Provided data:

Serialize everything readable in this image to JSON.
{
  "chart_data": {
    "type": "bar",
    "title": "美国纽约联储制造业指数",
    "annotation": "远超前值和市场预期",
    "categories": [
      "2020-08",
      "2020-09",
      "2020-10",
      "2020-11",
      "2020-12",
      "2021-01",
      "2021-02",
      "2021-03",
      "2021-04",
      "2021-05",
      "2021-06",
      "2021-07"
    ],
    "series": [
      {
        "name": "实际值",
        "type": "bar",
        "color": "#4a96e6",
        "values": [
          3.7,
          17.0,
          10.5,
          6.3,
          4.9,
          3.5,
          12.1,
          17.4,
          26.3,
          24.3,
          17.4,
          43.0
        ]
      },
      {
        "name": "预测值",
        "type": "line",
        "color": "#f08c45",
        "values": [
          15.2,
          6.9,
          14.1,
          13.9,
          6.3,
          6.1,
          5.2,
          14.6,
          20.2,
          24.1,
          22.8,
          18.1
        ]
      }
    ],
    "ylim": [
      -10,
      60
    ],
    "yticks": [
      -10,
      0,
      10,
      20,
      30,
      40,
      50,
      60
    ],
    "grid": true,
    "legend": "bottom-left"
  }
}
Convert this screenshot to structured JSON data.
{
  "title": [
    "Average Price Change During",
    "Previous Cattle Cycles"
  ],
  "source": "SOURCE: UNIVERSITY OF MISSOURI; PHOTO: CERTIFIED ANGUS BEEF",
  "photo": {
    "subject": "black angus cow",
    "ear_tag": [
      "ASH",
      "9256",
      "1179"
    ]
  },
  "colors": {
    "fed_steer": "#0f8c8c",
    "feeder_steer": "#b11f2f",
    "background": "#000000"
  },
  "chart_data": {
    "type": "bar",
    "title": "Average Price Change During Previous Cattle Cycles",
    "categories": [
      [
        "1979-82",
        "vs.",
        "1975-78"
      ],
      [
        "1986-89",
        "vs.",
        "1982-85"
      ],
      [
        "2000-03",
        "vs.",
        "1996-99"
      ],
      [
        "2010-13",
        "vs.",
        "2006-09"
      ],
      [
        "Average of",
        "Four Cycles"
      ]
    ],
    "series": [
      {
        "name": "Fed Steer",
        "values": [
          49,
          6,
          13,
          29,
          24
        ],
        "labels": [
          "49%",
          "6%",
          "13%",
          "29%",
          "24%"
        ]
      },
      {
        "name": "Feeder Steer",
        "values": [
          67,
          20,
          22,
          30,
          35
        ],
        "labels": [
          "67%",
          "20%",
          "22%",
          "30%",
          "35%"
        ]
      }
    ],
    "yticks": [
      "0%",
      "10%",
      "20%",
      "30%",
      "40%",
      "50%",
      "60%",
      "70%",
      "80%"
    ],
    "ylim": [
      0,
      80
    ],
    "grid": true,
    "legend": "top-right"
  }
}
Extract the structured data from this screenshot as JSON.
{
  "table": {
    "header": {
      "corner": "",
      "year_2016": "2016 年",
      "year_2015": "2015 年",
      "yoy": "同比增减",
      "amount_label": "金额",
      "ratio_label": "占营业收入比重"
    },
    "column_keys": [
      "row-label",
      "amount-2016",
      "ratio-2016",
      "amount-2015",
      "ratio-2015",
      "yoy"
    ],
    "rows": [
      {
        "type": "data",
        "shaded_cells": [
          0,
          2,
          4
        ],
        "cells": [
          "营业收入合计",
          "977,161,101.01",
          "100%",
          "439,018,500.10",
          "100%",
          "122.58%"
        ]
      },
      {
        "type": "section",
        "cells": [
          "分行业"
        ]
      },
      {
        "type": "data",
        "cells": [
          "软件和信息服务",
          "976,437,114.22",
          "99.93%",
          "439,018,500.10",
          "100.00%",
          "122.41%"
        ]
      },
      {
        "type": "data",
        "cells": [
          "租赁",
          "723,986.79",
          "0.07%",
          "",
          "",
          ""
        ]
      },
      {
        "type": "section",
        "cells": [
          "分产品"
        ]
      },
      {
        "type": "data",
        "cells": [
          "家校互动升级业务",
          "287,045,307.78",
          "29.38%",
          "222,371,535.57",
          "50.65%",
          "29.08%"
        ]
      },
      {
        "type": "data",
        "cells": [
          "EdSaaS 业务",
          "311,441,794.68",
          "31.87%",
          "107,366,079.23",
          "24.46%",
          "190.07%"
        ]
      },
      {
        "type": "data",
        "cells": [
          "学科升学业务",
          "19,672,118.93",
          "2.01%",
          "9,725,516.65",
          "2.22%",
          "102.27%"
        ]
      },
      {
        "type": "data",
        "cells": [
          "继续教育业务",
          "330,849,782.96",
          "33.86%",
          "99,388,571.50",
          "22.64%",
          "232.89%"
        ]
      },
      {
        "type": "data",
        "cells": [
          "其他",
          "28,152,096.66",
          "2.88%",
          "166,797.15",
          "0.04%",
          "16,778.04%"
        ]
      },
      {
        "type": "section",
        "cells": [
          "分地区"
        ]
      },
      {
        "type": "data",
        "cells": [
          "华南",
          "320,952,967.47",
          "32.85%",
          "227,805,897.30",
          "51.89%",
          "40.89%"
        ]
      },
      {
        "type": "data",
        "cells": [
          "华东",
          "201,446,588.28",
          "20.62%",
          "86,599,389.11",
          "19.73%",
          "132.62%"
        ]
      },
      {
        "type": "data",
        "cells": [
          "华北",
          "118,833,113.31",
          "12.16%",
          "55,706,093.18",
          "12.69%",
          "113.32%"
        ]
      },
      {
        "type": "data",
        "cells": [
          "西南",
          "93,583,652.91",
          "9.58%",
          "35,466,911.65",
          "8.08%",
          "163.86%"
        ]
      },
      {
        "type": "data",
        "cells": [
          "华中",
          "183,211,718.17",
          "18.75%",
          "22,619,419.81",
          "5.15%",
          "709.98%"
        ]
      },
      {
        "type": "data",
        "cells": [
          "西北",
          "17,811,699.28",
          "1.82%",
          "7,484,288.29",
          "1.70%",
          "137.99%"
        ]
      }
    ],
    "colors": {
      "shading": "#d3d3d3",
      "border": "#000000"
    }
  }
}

Written problem: Write out the full set of records exactly as given.

Solution for this exercise:
Serialize everything readable in this image to JSON.
{
  "chart_data": {
    "type": "bar",
    "title": "美国纽约联储制造业指数",
    "annotation": "远超前值和市场预期",
    "categories": [
      "2020-08",
      "2020-09",
      "2020-10",
      "2020-11",
      "2020-12",
      "2021-01",
      "2021-02",
      "2021-03",
      "2021-04",
      "2021-05",
      "2021-06",
      "2021-07"
    ],
    "series": [
      {
        "name": "实际值",
        "type": "bar",
        "color": "#4a96e6",
        "values": [
          3.7,
          17.0,
          10.5,
          6.3,
          4.9,
          3.5,
          12.1,
          17.4,
          26.3,
          24.3,
          17.4,
          43.0
        ]
      },
      {
        "name": "预测值",
        "type": "line",
        "color": "#f08c45",
        "values": [
          15.2,
          6.9,
          14.1,
          13.9,
          6.3,
          6.1,
          5.2,
          14.6,
          20.2,
          24.1,
          22.8,
          18.1
        ]
      }
    ],
    "ylim": [
      -10,
      60
    ],
    "yticks": [
      -10,
      0,
      10,
      20,
      30,
      40,
      50,
      60
    ],
    "grid": true,
    "legend": "bottom-left"
  }
}
Convert this screenshot to structured JSON data.
{
  "title": [
    "Average Price Change During",
    "Previous Cattle Cycles"
  ],
  "source": "SOURCE: UNIVERSITY OF MISSOURI; PHOTO: CERTIFIED ANGUS BEEF",
  "photo": {
    "subject": "black angus cow",
    "ear_tag": [
      "ASH",
      "9256",
      "1179"
    ]
  },
  "colors": {
    "fed_steer": "#0f8c8c",
    "feeder_steer": "#b11f2f",
    "background": "#000000"
  },
  "chart_data": {
    "type": "bar",
    "title": "Average Price Change During Previous Cattle Cycles",
    "categories": [
      [
        "1979-82",
        "vs.",
        "1975-78"
      ],
      [
        "1986-89",
        "vs.",
        "1982-85"
      ],
      [
        "2000-03",
        "vs.",
        "1996-99"
      ],
      [
        "2010-13",
        "vs.",
        "2006-09"
      ],
      [
        "Average of",
        "Four Cycles"
      ]
    ],
    "series": [
      {
        "name": "Fed Steer",
        "values": [
          49,
          6,
          13,
          29,
          24
        ],
        "labels": [
          "49%",
          "6%",
          "13%",
          "29%",
          "24%"
        ]
      },
      {
        "name": "Feeder Steer",
        "values": [
          67,
          20,
          22,
          30,
          35
        ],
        "labels": [
          "67%",
          "20%",
          "22%",
          "30%",
          "35%"
        ]
      }
    ],
    "yticks": [
      "0%",
      "10%",
      "20%",
      "30%",
      "40%",
      "50%",
      "60%",
      "70%",
      "80%"
    ],
    "ylim": [
      0,
      80
    ],
    "grid": true,
    "legend": "top-right"
  }
}
Extract the structured data from this screenshot as JSON.
{
  "table": {
    "header": {
      "corner": "",
      "year_2016": "2016 年",
      "year_2015": "2015 年",
      "yoy": "同比增减",
      "amount_label": "金额",
      "ratio_label": "占营业收入比重"
    },
    "column_keys": [
      "row-label",
      "amount-2016",
      "ratio-2016",
      "amount-2015",
      "ratio-2015",
      "yoy"
    ],
    "rows": [
      {
        "type": "data",
        "shaded_cells": [
          0,
          2,
          4
        ],
        "cells": [
          "营业收入合计",
          "977,161,101.01",
          "100%",
          "439,018,500.10",
          "100%",
          "122.58%"
        ]
      },
      {
        "type": "section",
        "cells": [
          "分行业"
        ]
      },
      {
        "type": "data",
        "cells": [
          "软件和信息服务",
          "976,437,114.22",
          "99.93%",
          "439,018,500.10",
          "100.00%",
          "122.41%"
        ]
      },
      {
        "type": "data",
        "cells": [
          "租赁",
          "723,986.79",
          "0.07%",
          "",
          "",
          ""
        ]
      },
      {
        "type": "section",
        "cells": [
          "分产品"
        ]
      },
      {
        "type": "data",
        "cells": [
          "家校互动升级业务",
          "287,045,307.78",
          "29.38%",
          "222,371,535.57",
          "50.65%",
          "29.08%"
        ]
      },
      {
        "type": "data",
        "cells": [
          "EdSaaS 业务",
          "311,441,794.68",
          "31.87%",
          "107,366,079.23",
          "24.46%",
          "190.07%"
        ]
      },
      {
        "type": "data",
        "cells": [
          "学科升学业务",
          "19,672,118.93",
          "2.01%",
          "9,725,516.65",
          "2.22%",
          "102.27%"
        ]
      },
      {
        "type": "data",
        "cells": [
          "继续教育业务",
          "330,849,782.96",
          "33.86%",
          "99,388,571.50",
          "22.64%",
          "232.89%"
        ]
      },
      {
        "type": "data",
        "cells": [
          "其他",
          "28,152,096.66",
          "2.88%",
          "166,797.15",
          "0.04%",
          "16,778.04%"
        ]
      },
      {
        "type": "section",
        "cells": [
          "分地区"
        ]
      },
      {
        "type": "data",
        "cells": [
          "华南",
          "320,952,967.47",
          "32.85%",
          "227,805,897.30",
          "51.89%",
          "40.89%"
        ]
      },
      {
        "type": "data",
        "cells": [
          "华东",
          "201,446,588.28",
          "20.62%",
          "86,599,389.11",
          "19.73%",
          "132.62%"
        ]
      },
      {
        "type": "data",
        "cells": [
          "华北",
          "118,833,113.31",
          "12.16%",
          "55,706,093.18",
          "12.69%",
          "113.32%"
        ]
      },
      {
        "type": "data",
        "cells": [
          "西南",
          "93,583,652.91",
          "9.58%",
          "35,466,911.65",
          "8.08%",
          "163.86%"
        ]
      },
      {
        "type": "data",
        "cells": [
          "华中",
          "183,211,718.17",
          "18.75%",
          "22,619,419.81",
          "5.15%",
          "709.98%"
        ]
      },
      {
        "type": "data",
        "cells": [
          "西北",
          "17,811,699.28",
          "1.82%",
          "7,484,288.29",
          "1.70%",
          "137.99%"
        ]
      }
    ],
    "colors": {
      "shading": "#d3d3d3",
      "border": "#000000"
    }
  }
}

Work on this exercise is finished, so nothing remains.